§ **DATA**

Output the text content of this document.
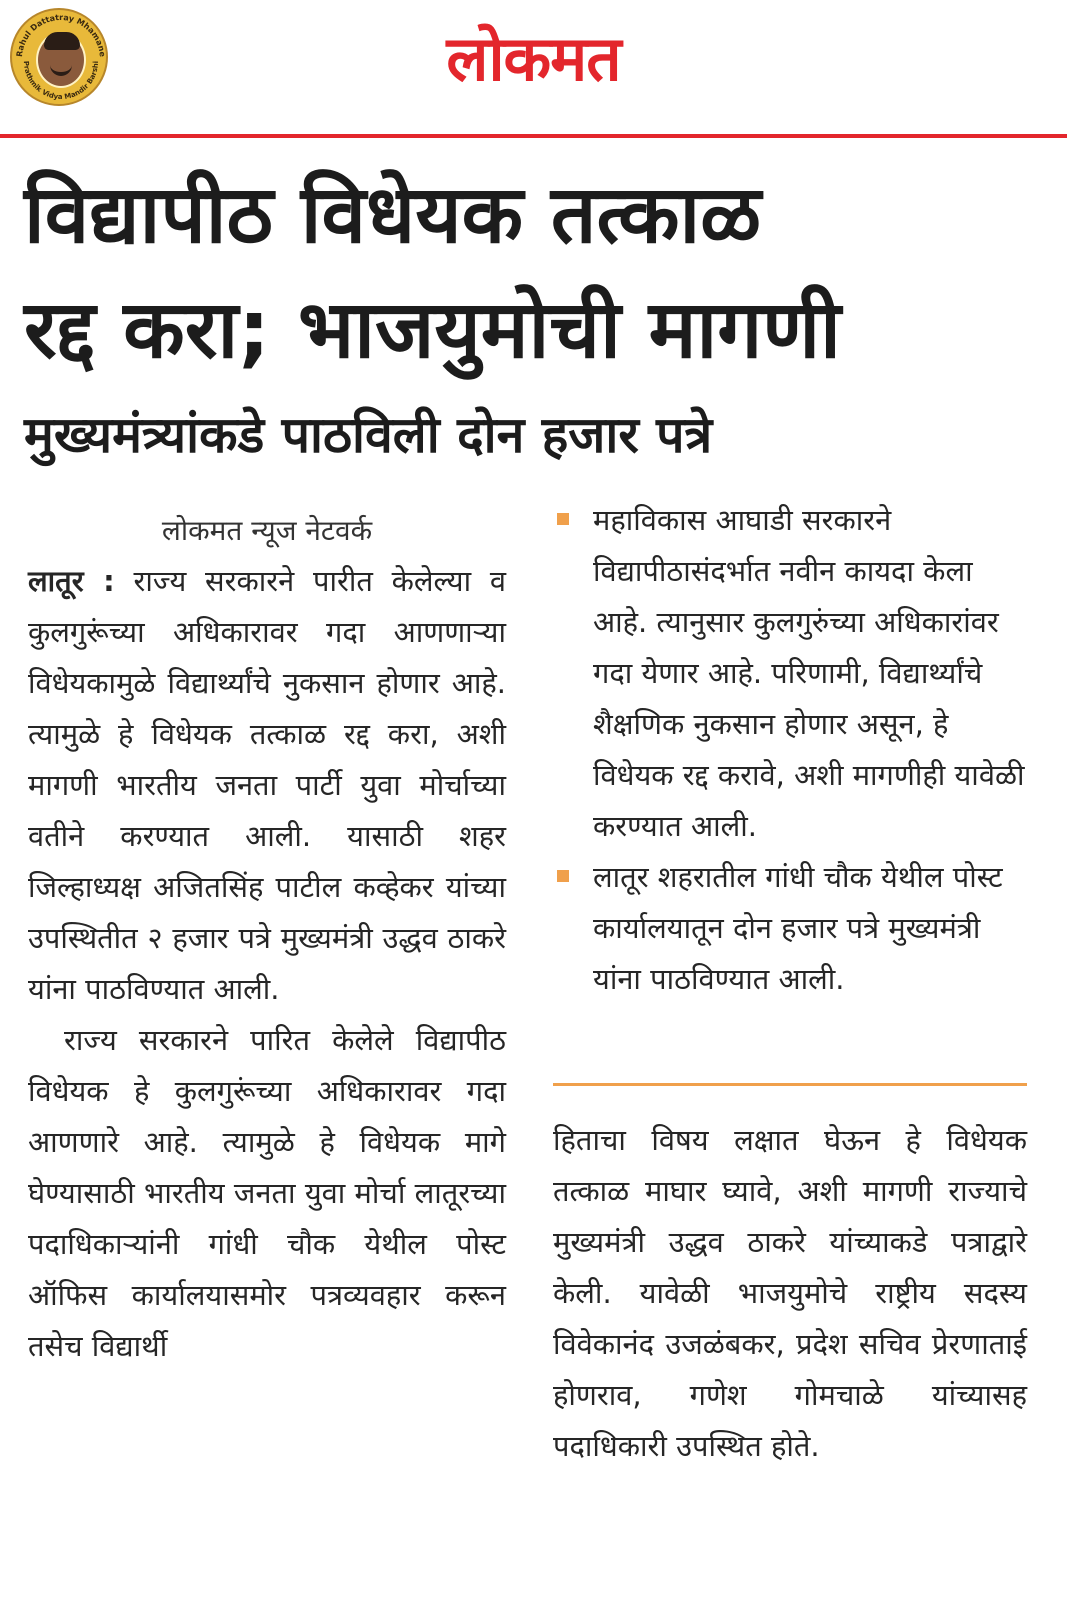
Rahul Dattatray Mhamane
Prathmik Vidya Mandir Barshi	लोकमत
विद्यापीठ विधेयक तत्काळ
रद्द करा; भाजयुमोची मागणी
मुख्यमंत्र्यांकडे पाठविली दोन हजार पत्रे
लोकमत न्यूज नेटवर्क

लातूर : राज्य सरकारने पारीत केलेल्या व कुलगुरूंच्या अधिकारावर गदा आणणाऱ्या विधेयकामुळे विद्यार्थ्यांचे नुकसान होणार आहे. त्यामुळे हे विधेयक तत्काळ रद्द करा, अशी मागणी भारतीय जनता पार्टी युवा मोर्चाच्या वतीने करण्यात आली. यासाठी शहर जिल्हाध्यक्ष अजितसिंह पाटील कव्हेकर यांच्या उपस्थितीत २ हजार पत्रे मुख्यमंत्री उद्धव ठाकरे यांना पाठविण्यात आली.

राज्य सरकारने पारित केलेले विद्यापीठ विधेयक हे कुलगुरूंच्या अधिकारावर गदा आणणारे आहे. त्यामुळे हे विधेयक मागे घेण्यासाठी भारतीय जनता युवा मोर्चा लातूरच्या पदाधिकाऱ्यांनी गांधी चौक येथील पोस्ट ऑफिस कार्यालयासमोर पत्रव्यवहार करून तसेच विद्यार्थी

महाविकास आघाडी सरकारने विद्यापीठासंदर्भात नवीन कायदा केला आहे. त्यानुसार कुलगुरुंच्या अधिकारांवर गदा येणार आहे. परिणामी, विद्यार्थ्यांचे शैक्षणिक नुकसान होणार असून, हे विधेयक रद्द करावे, अशी मागणीही यावेळी करण्यात आली.

लातूर शहरातील गांधी चौक येथील पोस्ट कार्यालयातून दोन हजार पत्रे मुख्यमंत्री यांना पाठविण्यात आली.

हिताचा विषय लक्षात घेऊन हे विधेयक तत्काळ माघार घ्यावे, अशी मागणी राज्याचे मुख्यमंत्री उद्धव ठाकरे यांच्याकडे पत्राद्वारे केली. यावेळी भाजयुमोचे राष्ट्रीय सदस्य विवेकानंद उजळंबकर, प्रदेश सचिव प्रेरणाताई होणराव, गणेश गोमचाळे यांच्यासह पदाधिकारी उपस्थित होते.
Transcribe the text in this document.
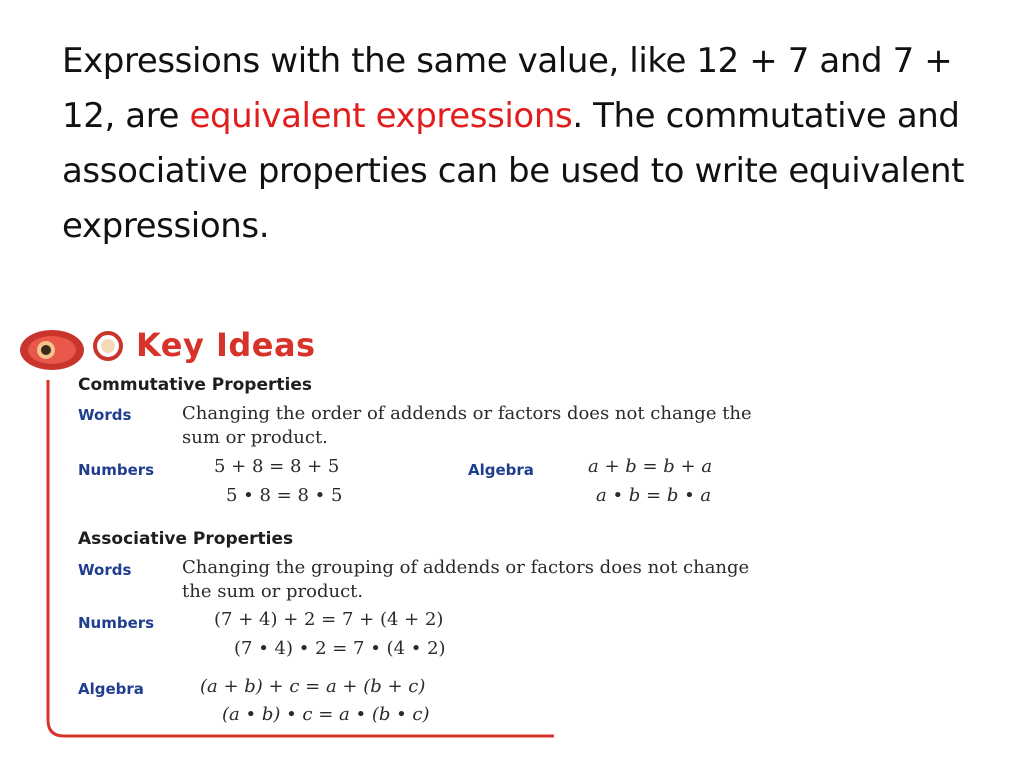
Expressions with the same value, like 12 + 7 and 7 + 12, are equivalent expressions. The commutative and associative properties can be used to write equivalent expressions.
Key Ideas
Commutative Properties
Words	Changing the order of addends or factors does not change the
sum or product.
Numbers	5 + 8 = 8 + 5
5 • 8 = 8 • 5
Algebra	a + b = b + a
a • b = b • a
Associative Properties
Words	Changing the grouping of addends or factors does not change
the sum or product.
Numbers	(7 + 4) + 2 = 7 + (4 + 2)
(7 • 4) • 2 = 7 • (4 • 2)
Algebra	(a + b) + c = a + (b + c)
(a • b) • c = a • (b • c)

§ **WHAT IS REQUIRED**
Skip the images and write out the rest of the listing exactly.

§ **TASK RESULT**
Output the text content of this document.
Rahul Dattatray Mhamane
Prathmik Vidya Mandir Barshi	लोकमत
विद्यापीठ विधेयक तत्काळ
रद्द करा; भाजयुमोची मागणी
मुख्यमंत्र्यांकडे पाठविली दोन हजार पत्रे
लोकमत न्यूज नेटवर्क

लातूर : राज्य सरकारने पारीत केलेल्या व कुलगुरूंच्या अधिकारावर गदा आणणाऱ्या विधेयकामुळे विद्यार्थ्यांचे नुकसान होणार आहे. त्यामुळे हे विधेयक तत्काळ रद्द करा, अशी मागणी भारतीय जनता पार्टी युवा मोर्चाच्या वतीने करण्यात आली. यासाठी शहर जिल्हाध्यक्ष अजितसिंह पाटील कव्हेकर यांच्या उपस्थितीत २ हजार पत्रे मुख्यमंत्री उद्धव ठाकरे यांना पाठविण्यात आली.

राज्य सरकारने पारित केलेले विद्यापीठ विधेयक हे कुलगुरूंच्या अधिकारावर गदा आणणारे आहे. त्यामुळे हे विधेयक मागे घेण्यासाठी भारतीय जनता युवा मोर्चा लातूरच्या पदाधिकाऱ्यांनी गांधी चौक येथील पोस्ट ऑफिस कार्यालयासमोर पत्रव्यवहार करून तसेच विद्यार्थी

महाविकास आघाडी सरकारने विद्यापीठासंदर्भात नवीन कायदा केला आहे. त्यानुसार कुलगुरुंच्या अधिकारांवर गदा येणार आहे. परिणामी, विद्यार्थ्यांचे शैक्षणिक नुकसान होणार असून, हे विधेयक रद्द करावे, अशी मागणीही यावेळी करण्यात आली.

लातूर शहरातील गांधी चौक येथील पोस्ट कार्यालयातून दोन हजार पत्रे मुख्यमंत्री यांना पाठविण्यात आली.

हिताचा विषय लक्षात घेऊन हे विधेयक तत्काळ माघार घ्यावे, अशी मागणी राज्याचे मुख्यमंत्री उद्धव ठाकरे यांच्याकडे पत्राद्वारे केली. यावेळी भाजयुमोचे राष्ट्रीय सदस्य विवेकानंद उजळंबकर, प्रदेश सचिव प्रेरणाताई होणराव, गणेश गोमचाळे यांच्यासह पदाधिकारी उपस्थित होते.
Transcribe the text in this document.
Expressions with the same value, like 12 + 7 and 7 + 12, are equivalent expressions. The commutative and associative properties can be used to write equivalent expressions.
Key Ideas
Commutative Properties
Words	Changing the order of addends or factors does not change the
sum or product.
Numbers	5 + 8 = 8 + 5
5 • 8 = 8 • 5
Algebra	a + b = b + a
a • b = b • a
Associative Properties
Words	Changing the grouping of addends or factors does not change
the sum or product.
Numbers	(7 + 4) + 2 = 7 + (4 + 2)
(7 • 4) • 2 = 7 • (4 • 2)
Algebra	(a + b) + c = a + (b + c)
(a • b) • c = a • (b • c)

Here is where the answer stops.